-- Begin Data listing --

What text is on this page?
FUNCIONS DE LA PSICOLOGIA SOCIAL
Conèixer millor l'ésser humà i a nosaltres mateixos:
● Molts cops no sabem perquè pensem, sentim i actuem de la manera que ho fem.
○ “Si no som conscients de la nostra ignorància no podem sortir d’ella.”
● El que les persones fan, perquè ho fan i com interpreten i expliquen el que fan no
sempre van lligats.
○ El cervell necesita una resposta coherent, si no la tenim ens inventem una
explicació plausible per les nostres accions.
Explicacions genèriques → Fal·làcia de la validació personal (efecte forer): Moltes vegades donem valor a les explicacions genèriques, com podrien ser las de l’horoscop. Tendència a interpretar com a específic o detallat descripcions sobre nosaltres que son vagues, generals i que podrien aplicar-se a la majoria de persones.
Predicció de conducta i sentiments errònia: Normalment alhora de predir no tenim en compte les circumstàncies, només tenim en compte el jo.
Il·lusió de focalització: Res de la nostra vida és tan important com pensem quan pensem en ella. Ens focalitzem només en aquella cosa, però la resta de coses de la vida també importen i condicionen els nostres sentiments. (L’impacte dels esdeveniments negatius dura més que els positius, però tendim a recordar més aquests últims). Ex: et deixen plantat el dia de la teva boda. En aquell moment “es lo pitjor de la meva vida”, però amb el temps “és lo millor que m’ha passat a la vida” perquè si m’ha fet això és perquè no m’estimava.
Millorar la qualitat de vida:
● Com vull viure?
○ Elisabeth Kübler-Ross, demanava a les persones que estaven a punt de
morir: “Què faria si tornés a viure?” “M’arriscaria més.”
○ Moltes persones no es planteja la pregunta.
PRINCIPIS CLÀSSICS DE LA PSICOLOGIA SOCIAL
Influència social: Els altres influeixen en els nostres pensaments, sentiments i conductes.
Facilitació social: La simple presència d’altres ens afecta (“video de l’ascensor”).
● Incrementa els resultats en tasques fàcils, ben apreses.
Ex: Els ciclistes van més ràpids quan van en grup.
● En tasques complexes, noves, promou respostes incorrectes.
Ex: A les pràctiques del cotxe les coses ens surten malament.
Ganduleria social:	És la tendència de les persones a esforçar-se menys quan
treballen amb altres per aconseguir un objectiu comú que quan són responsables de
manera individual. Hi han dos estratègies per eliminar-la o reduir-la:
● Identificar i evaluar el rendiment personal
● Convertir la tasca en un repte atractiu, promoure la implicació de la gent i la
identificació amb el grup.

-- End Data listing --

Prompt:
Counting only lines of the data above that hold "quan", report the total and nothing else.

Answer below:
4